▶

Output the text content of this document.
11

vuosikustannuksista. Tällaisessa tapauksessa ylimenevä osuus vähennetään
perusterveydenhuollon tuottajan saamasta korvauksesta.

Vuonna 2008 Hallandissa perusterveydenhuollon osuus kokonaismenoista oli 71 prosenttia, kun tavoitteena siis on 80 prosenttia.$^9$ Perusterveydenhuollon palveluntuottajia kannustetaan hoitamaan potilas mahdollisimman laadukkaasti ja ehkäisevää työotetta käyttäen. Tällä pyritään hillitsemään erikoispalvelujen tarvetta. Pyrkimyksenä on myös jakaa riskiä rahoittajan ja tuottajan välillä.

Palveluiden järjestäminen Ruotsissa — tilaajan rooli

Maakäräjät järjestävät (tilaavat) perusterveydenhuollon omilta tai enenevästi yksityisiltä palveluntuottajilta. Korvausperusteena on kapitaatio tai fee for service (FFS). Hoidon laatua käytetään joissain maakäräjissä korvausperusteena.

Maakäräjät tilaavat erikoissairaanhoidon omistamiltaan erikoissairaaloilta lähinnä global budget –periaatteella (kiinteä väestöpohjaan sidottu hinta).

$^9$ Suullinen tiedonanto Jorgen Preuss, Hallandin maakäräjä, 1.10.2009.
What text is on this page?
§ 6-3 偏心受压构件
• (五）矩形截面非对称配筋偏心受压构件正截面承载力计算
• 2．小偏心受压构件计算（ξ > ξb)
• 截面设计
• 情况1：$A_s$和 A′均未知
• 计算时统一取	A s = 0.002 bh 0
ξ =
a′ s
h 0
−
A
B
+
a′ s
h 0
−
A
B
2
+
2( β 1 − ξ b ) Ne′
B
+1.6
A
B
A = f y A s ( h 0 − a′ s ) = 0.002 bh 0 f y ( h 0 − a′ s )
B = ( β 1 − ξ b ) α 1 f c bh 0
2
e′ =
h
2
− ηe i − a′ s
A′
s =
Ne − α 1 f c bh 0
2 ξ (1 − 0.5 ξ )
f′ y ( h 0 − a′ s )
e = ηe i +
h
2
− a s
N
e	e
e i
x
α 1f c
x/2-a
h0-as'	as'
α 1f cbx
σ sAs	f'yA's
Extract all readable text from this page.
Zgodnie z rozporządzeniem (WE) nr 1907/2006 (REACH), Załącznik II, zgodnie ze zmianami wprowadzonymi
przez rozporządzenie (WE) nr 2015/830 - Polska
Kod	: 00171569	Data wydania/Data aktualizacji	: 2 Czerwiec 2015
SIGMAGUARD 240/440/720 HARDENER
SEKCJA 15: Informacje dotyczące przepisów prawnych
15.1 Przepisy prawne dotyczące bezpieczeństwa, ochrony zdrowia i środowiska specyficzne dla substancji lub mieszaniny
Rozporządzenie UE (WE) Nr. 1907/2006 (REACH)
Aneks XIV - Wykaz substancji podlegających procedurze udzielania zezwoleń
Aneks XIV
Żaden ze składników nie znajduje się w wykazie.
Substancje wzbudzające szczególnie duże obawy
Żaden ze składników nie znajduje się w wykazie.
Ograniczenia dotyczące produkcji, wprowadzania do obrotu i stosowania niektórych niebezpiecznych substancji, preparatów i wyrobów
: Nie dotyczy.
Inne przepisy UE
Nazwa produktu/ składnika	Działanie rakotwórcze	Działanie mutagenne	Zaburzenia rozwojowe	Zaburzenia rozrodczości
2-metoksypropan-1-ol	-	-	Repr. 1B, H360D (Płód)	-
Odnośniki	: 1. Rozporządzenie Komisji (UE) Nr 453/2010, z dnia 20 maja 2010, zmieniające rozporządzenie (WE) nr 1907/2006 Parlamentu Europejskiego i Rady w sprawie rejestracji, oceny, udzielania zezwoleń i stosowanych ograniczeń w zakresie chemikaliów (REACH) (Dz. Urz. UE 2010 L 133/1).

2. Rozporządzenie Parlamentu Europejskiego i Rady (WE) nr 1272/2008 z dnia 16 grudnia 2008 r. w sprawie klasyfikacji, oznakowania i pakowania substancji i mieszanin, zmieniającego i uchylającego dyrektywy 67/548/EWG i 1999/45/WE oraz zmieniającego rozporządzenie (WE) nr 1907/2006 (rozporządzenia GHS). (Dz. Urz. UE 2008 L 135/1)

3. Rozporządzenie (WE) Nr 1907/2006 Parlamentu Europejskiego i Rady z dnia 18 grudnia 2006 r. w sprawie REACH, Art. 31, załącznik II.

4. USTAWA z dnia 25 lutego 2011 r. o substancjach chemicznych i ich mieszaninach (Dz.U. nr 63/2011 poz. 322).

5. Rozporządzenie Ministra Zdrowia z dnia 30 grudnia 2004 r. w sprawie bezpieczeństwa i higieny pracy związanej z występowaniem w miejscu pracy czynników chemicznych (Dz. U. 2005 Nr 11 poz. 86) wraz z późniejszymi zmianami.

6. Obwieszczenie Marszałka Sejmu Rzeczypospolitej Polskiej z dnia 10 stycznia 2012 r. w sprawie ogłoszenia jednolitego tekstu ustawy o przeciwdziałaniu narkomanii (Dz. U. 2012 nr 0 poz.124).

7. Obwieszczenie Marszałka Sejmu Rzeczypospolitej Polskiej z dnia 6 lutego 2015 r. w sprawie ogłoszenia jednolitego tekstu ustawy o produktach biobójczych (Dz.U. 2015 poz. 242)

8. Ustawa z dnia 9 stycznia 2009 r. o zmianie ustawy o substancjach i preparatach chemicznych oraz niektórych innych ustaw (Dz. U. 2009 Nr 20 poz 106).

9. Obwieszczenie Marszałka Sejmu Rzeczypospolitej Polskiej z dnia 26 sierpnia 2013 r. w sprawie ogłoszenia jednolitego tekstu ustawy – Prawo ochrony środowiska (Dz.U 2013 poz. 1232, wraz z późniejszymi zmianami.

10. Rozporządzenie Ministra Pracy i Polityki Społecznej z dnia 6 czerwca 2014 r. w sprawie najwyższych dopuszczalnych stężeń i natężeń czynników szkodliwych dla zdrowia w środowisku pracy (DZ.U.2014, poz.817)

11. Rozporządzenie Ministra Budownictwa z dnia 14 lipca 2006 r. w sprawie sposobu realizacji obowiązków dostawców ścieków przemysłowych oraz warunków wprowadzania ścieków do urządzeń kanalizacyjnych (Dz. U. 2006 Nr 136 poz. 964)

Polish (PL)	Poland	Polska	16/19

◀

* [What you will do]
Copy out each line in the listing that has the word "osuus".

* [Solution for this task]
vuosikustannuksista. Tällaisessa tapauksessa ylimenevä osuus vähennetään
Vuonna 2008 Hallandissa perusterveydenhuollon osuus kokonaismenoista oli 71 prosenttia, kun tavoitteena siis on 80 prosenttia.$^9$ Perusterveydenhuollon palveluntuottajia kannustetaan hoitamaan potilas mahdollisimman laadukkaasti ja ehkäisevää työotetta käyttäen. Tällä pyritään hillitsemään erikoispalvelujen tarvetta. Pyrkimyksenä on myös jakaa riskiä rahoittajan ja tuottajan välillä.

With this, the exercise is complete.